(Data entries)
════════════════════

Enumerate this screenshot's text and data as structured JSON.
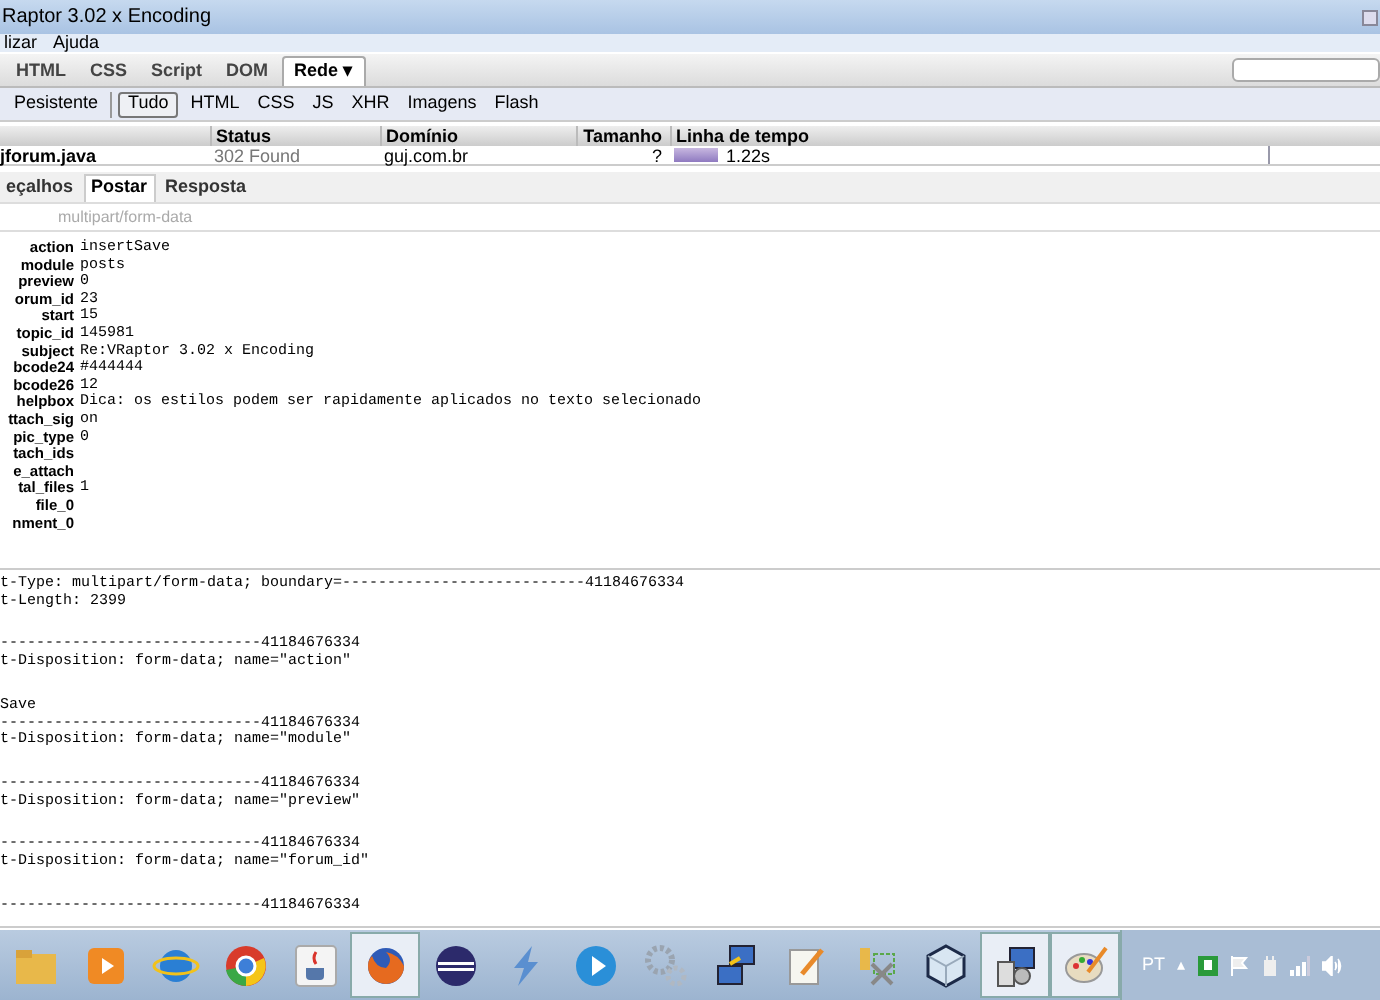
{
  "window": {
    "title": "Raptor 3.02 x Encoding"
  },
  "menu": [
    "lizar",
    "Ajuda"
  ],
  "panel_tabs": [
    {
      "label": "HTML",
      "selected": false
    },
    {
      "label": "CSS",
      "selected": false
    },
    {
      "label": "Script",
      "selected": false
    },
    {
      "label": "DOM",
      "selected": false
    },
    {
      "label": "Rede ▾",
      "selected": true
    }
  ],
  "filters": [
    {
      "label": "Pesistente",
      "selected": false
    },
    {
      "label": "Tudo",
      "selected": true
    },
    {
      "label": "HTML",
      "selected": false
    },
    {
      "label": "CSS",
      "selected": false
    },
    {
      "label": "JS",
      "selected": false
    },
    {
      "label": "XHR",
      "selected": false
    },
    {
      "label": "Imagens",
      "selected": false
    },
    {
      "label": "Flash",
      "selected": false
    }
  ],
  "table": {
    "columns": [
      "Status",
      "Domínio",
      "Tamanho",
      "Linha de tempo"
    ],
    "rows": [
      {
        "file": "jforum.java",
        "status": "302 Found",
        "domain": "guj.com.br",
        "size": "?",
        "time": "1.22s"
      }
    ]
  },
  "detail_tabs": [
    {
      "label": "eçalhos",
      "selected": false
    },
    {
      "label": "Postar",
      "selected": true
    },
    {
      "label": "Resposta",
      "selected": false
    }
  ],
  "content_type": "multipart/form-data",
  "params": [
    {
      "name": "action",
      "value": "insertSave"
    },
    {
      "name": "module",
      "value": "posts"
    },
    {
      "name": "preview",
      "value": "0"
    },
    {
      "name": "orum_id",
      "value": "23"
    },
    {
      "name": "start",
      "value": "15"
    },
    {
      "name": "topic_id",
      "value": "145981"
    },
    {
      "name": "subject",
      "value": "Re:VRaptor 3.02 x Encoding"
    },
    {
      "name": "bcode24",
      "value": "#444444"
    },
    {
      "name": "bcode26",
      "value": "12"
    },
    {
      "name": "helpbox",
      "value": "Dica: os estilos podem ser rapidamente aplicados no texto selecionado"
    },
    {
      "name": "ttach_sig",
      "value": "on"
    },
    {
      "name": "pic_type",
      "value": "0"
    },
    {
      "name": "tach_ids"
    },
    {
      "name": "e_attach"
    },
    {
      "name": "tal_files",
      "value": "1"
    },
    {
      "name": "file_0"
    },
    {
      "name": "nment_0"
    }
  ],
  "source_blocks": [
    [
      "t-Type: multipart/form-data; boundary=---------------------------41184676334",
      "t-Length: 2399"
    ],
    [
      "-----------------------------41184676334",
      "t-Disposition: form-data; name=\"action\""
    ],
    [
      "Save",
      "-----------------------------41184676334",
      "t-Disposition: form-data; name=\"module\""
    ],
    [
      "-----------------------------41184676334",
      "t-Disposition: form-data; name=\"preview\""
    ],
    [
      "-----------------------------41184676334",
      "t-Disposition: form-data; name=\"forum_id\""
    ],
    [
      "-----------------------------41184676334"
    ]
  ],
  "taskbar": [
    {
      "kind": "folder",
      "highlighted": false
    },
    {
      "kind": "player",
      "highlighted": false
    },
    {
      "kind": "ie",
      "highlighted": false
    },
    {
      "kind": "chrome",
      "highlighted": false
    },
    {
      "kind": "java",
      "highlighted": false
    },
    {
      "kind": "firefox",
      "highlighted": true
    },
    {
      "kind": "eclipse",
      "highlighted": false
    },
    {
      "kind": "bolt",
      "highlighted": false
    },
    {
      "kind": "play",
      "highlighted": false
    },
    {
      "kind": "gears",
      "highlighted": false
    },
    {
      "kind": "network",
      "highlighted": false
    },
    {
      "kind": "notepad",
      "highlighted": false
    },
    {
      "kind": "tools",
      "highlighted": false
    },
    {
      "kind": "cube",
      "highlighted": false
    },
    {
      "kind": "installer",
      "highlighted": true
    },
    {
      "kind": "palette",
      "highlighted": true
    }
  ],
  "tray": {
    "language": "PT",
    "expand": "▴"
  }
}
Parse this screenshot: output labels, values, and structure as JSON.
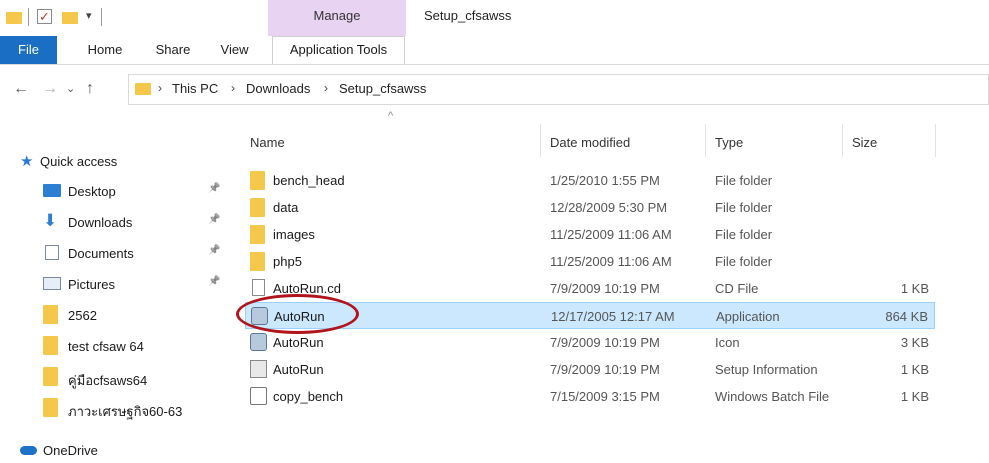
{
  "window": {
    "title": "Setup_cfsawss",
    "context_tab": "Manage"
  },
  "ribbon": {
    "tabs": [
      "File",
      "Home",
      "Share",
      "View",
      "Application Tools"
    ]
  },
  "address": {
    "crumbs": [
      "This PC",
      "Downloads",
      "Setup_cfsawss"
    ]
  },
  "columns": {
    "name": "Name",
    "date": "Date modified",
    "type": "Type",
    "size": "Size"
  },
  "nav_pane": {
    "quick_access": "Quick access",
    "items": [
      {
        "label": "Desktop",
        "icon": "desktop-icon",
        "pinned": true
      },
      {
        "label": "Downloads",
        "icon": "download-arrow-icon",
        "pinned": true
      },
      {
        "label": "Documents",
        "icon": "document-icon",
        "pinned": true
      },
      {
        "label": "Pictures",
        "icon": "pictures-icon",
        "pinned": true
      },
      {
        "label": "2562",
        "icon": "folder-icon",
        "pinned": false
      },
      {
        "label": "test cfsaw 64",
        "icon": "folder-icon",
        "pinned": false
      },
      {
        "label": "คู่มือcfsaws64",
        "icon": "folder-icon",
        "pinned": false
      },
      {
        "label": "ภาวะเศรษฐกิจ60-63",
        "icon": "folder-icon",
        "pinned": false
      }
    ],
    "onedrive": "OneDrive"
  },
  "files": [
    {
      "name": "bench_head",
      "date": "1/25/2010 1:55 PM",
      "type": "File folder",
      "size": "",
      "icon": "folder-icon"
    },
    {
      "name": "data",
      "date": "12/28/2009 5:30 PM",
      "type": "File folder",
      "size": "",
      "icon": "folder-icon"
    },
    {
      "name": "images",
      "date": "11/25/2009 11:06 AM",
      "type": "File folder",
      "size": "",
      "icon": "folder-icon"
    },
    {
      "name": "php5",
      "date": "11/25/2009 11:06 AM",
      "type": "File folder",
      "size": "",
      "icon": "folder-icon"
    },
    {
      "name": "AutoRun.cd",
      "date": "7/9/2009 10:19 PM",
      "type": "CD File",
      "size": "1 KB",
      "icon": "file-icon"
    },
    {
      "name": "AutoRun",
      "date": "12/17/2005 12:17 AM",
      "type": "Application",
      "size": "864 KB",
      "icon": "application-icon",
      "selected": true
    },
    {
      "name": "AutoRun",
      "date": "7/9/2009 10:19 PM",
      "type": "Icon",
      "size": "3 KB",
      "icon": "icon-file-icon"
    },
    {
      "name": "AutoRun",
      "date": "7/9/2009 10:19 PM",
      "type": "Setup Information",
      "size": "1 KB",
      "icon": "setup-info-icon"
    },
    {
      "name": "copy_bench",
      "date": "7/15/2009 3:15 PM",
      "type": "Windows Batch File",
      "size": "1 KB",
      "icon": "batch-file-icon"
    }
  ],
  "colors": {
    "file_tab": "#1a6fc4",
    "manage_tab": "#e9d3f2",
    "selection": "#cce8ff",
    "highlight_oval": "#b0141c"
  }
}
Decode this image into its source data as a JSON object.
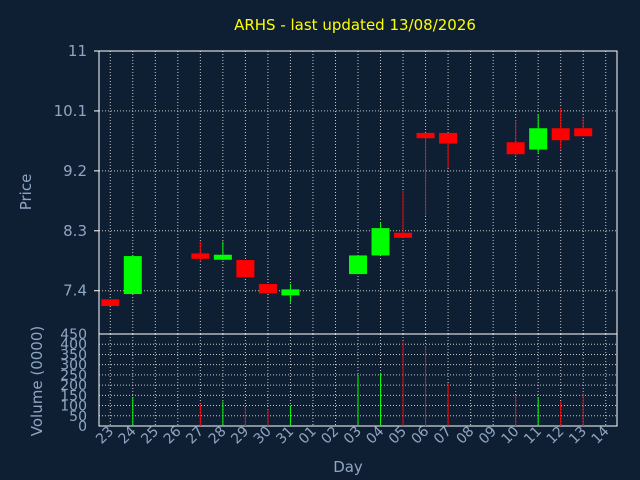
{
  "chart_data": {
    "type": "candlestick",
    "title": "ARHS - last updated 13/08/2026",
    "xlabel": "Day",
    "ylabel": "Price",
    "volume_label": "Volume (0000)",
    "price_ticks": [
      "11",
      "10.1",
      "9.2",
      "8.3",
      "7.4"
    ],
    "price_range": [
      6.75,
      11.0
    ],
    "volume_ticks": [
      "450",
      "400",
      "350",
      "300",
      "250",
      "200",
      "150",
      "100",
      "50",
      "0"
    ],
    "volume_range": [
      0,
      450
    ],
    "x_labels": [
      "23",
      "24",
      "25",
      "26",
      "27",
      "28",
      "29",
      "30",
      "31",
      "01",
      "02",
      "03",
      "04",
      "05",
      "06",
      "07",
      "08",
      "09",
      "10",
      "11",
      "12",
      "13",
      "14"
    ],
    "colors": {
      "up": "#00ff00",
      "down": "#ff0000",
      "title": "#ffff00",
      "axis": "#8fa6c2",
      "background": "#0f1f33",
      "grid": "#c8c8c8"
    },
    "grid": true,
    "candles": [
      {
        "day": "23",
        "open": 7.27,
        "close": 7.17,
        "high": 7.27,
        "low": 7.17,
        "volume": 0
      },
      {
        "day": "24",
        "open": 7.35,
        "close": 7.92,
        "high": 7.92,
        "low": 7.35,
        "volume": 140
      },
      {
        "day": "27",
        "open": 7.96,
        "close": 7.88,
        "high": 8.14,
        "low": 7.84,
        "volume": 110
      },
      {
        "day": "28",
        "open": 7.88,
        "close": 7.94,
        "high": 8.14,
        "low": 7.86,
        "volume": 120
      },
      {
        "day": "29",
        "open": 7.86,
        "close": 7.6,
        "high": 7.86,
        "low": 7.6,
        "volume": 90
      },
      {
        "day": "30",
        "open": 7.5,
        "close": 7.36,
        "high": 7.5,
        "low": 7.36,
        "volume": 80
      },
      {
        "day": "31",
        "open": 7.33,
        "close": 7.42,
        "high": 7.5,
        "low": 7.22,
        "volume": 100
      },
      {
        "day": "03",
        "open": 7.65,
        "close": 7.93,
        "high": 7.93,
        "low": 7.65,
        "volume": 250
      },
      {
        "day": "04",
        "open": 7.93,
        "close": 8.34,
        "high": 8.43,
        "low": 7.93,
        "volume": 260
      },
      {
        "day": "05",
        "open": 8.27,
        "close": 8.24,
        "high": 8.9,
        "low": 8.24,
        "volume": 410
      },
      {
        "day": "06",
        "open": 9.77,
        "close": 9.69,
        "high": 9.77,
        "low": 8.53,
        "volume": 390
      },
      {
        "day": "07",
        "open": 9.77,
        "close": 9.61,
        "high": 9.77,
        "low": 9.24,
        "volume": 210
      },
      {
        "day": "10",
        "open": 9.63,
        "close": 9.45,
        "high": 9.96,
        "low": 9.42,
        "volume": 150
      },
      {
        "day": "11",
        "open": 9.52,
        "close": 9.84,
        "high": 10.05,
        "low": 9.47,
        "volume": 140
      },
      {
        "day": "12",
        "open": 9.84,
        "close": 9.66,
        "high": 10.14,
        "low": 9.52,
        "volume": 120
      },
      {
        "day": "13",
        "open": 9.84,
        "close": 9.72,
        "high": 10.0,
        "low": 9.72,
        "volume": 160
      }
    ]
  }
}
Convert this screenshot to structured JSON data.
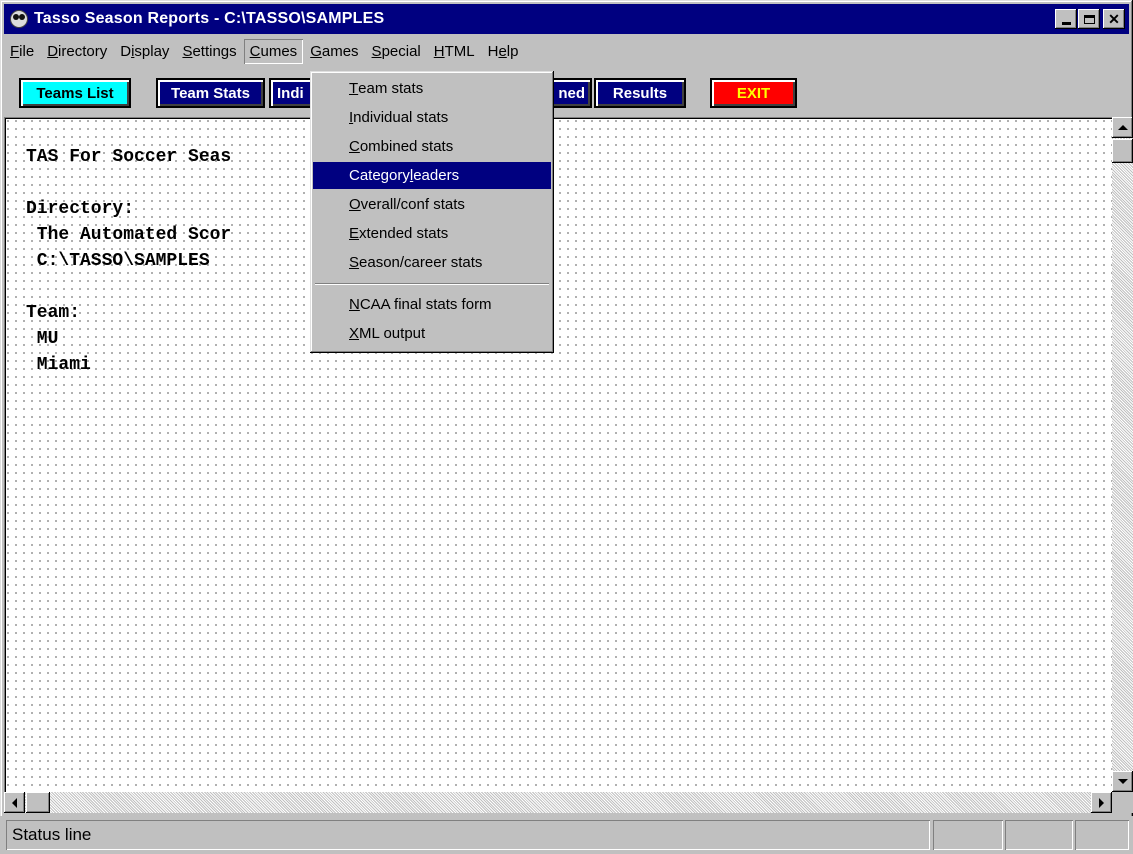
{
  "window": {
    "title": "Tasso Season Reports - C:\\TASSO\\SAMPLES"
  },
  "menubar": [
    {
      "pre": "",
      "key": "F",
      "post": "ile"
    },
    {
      "pre": "",
      "key": "D",
      "post": "irectory"
    },
    {
      "pre": "D",
      "key": "i",
      "post": "splay"
    },
    {
      "pre": "",
      "key": "S",
      "post": "ettings"
    },
    {
      "pre": "",
      "key": "C",
      "post": "umes"
    },
    {
      "pre": "",
      "key": "G",
      "post": "ames"
    },
    {
      "pre": "",
      "key": "S",
      "post": "pecial"
    },
    {
      "pre": "",
      "key": "H",
      "post": "TML"
    },
    {
      "pre": "H",
      "key": "e",
      "post": "lp"
    }
  ],
  "toolbar": {
    "teams_list": "Teams List",
    "team_stats": "Team Stats",
    "individual": "Indi",
    "combined": "ned",
    "results": "Results",
    "exit": "EXIT"
  },
  "content": {
    "lines": [
      "TAS For Soccer Seas",
      "",
      "Directory:",
      " The Automated Scor",
      " C:\\TASSO\\SAMPLES",
      "",
      "Team:",
      " MU",
      " Miami"
    ]
  },
  "cumes_menu": {
    "items": [
      {
        "pre": "",
        "key": "T",
        "post": "eam stats"
      },
      {
        "pre": "",
        "key": "I",
        "post": "ndividual stats"
      },
      {
        "pre": "",
        "key": "C",
        "post": "ombined stats"
      },
      {
        "pre": "Category ",
        "key": "l",
        "post": "eaders"
      },
      {
        "pre": "",
        "key": "O",
        "post": "verall/conf stats"
      },
      {
        "pre": "",
        "key": "E",
        "post": "xtended stats"
      },
      {
        "pre": "",
        "key": "S",
        "post": "eason/career stats"
      },
      {
        "pre": "",
        "key": "N",
        "post": "CAA final stats form"
      },
      {
        "pre": "",
        "key": "X",
        "post": "ML output"
      }
    ],
    "highlighted_index": 3
  },
  "status": {
    "text": "Status line"
  },
  "colors": {
    "titlebar": "#000080",
    "highlight": "#000080",
    "teams_list": "#00ffff",
    "exit": "#ff0000"
  },
  "icons": [
    "app-icon",
    "minimize-icon",
    "maximize-icon",
    "close-icon",
    "scroll-up-icon",
    "scroll-down-icon",
    "scroll-left-icon",
    "scroll-right-icon"
  ]
}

════════════════════

GOAL OF THE EXERCISE - Identify and copy the lines holding the word "multipart".

EXPECTED ANSWER -
  "content_type": "multipart/form-data",
      "t-Type: multipart/form-data; boundary=---------------------------41184676334",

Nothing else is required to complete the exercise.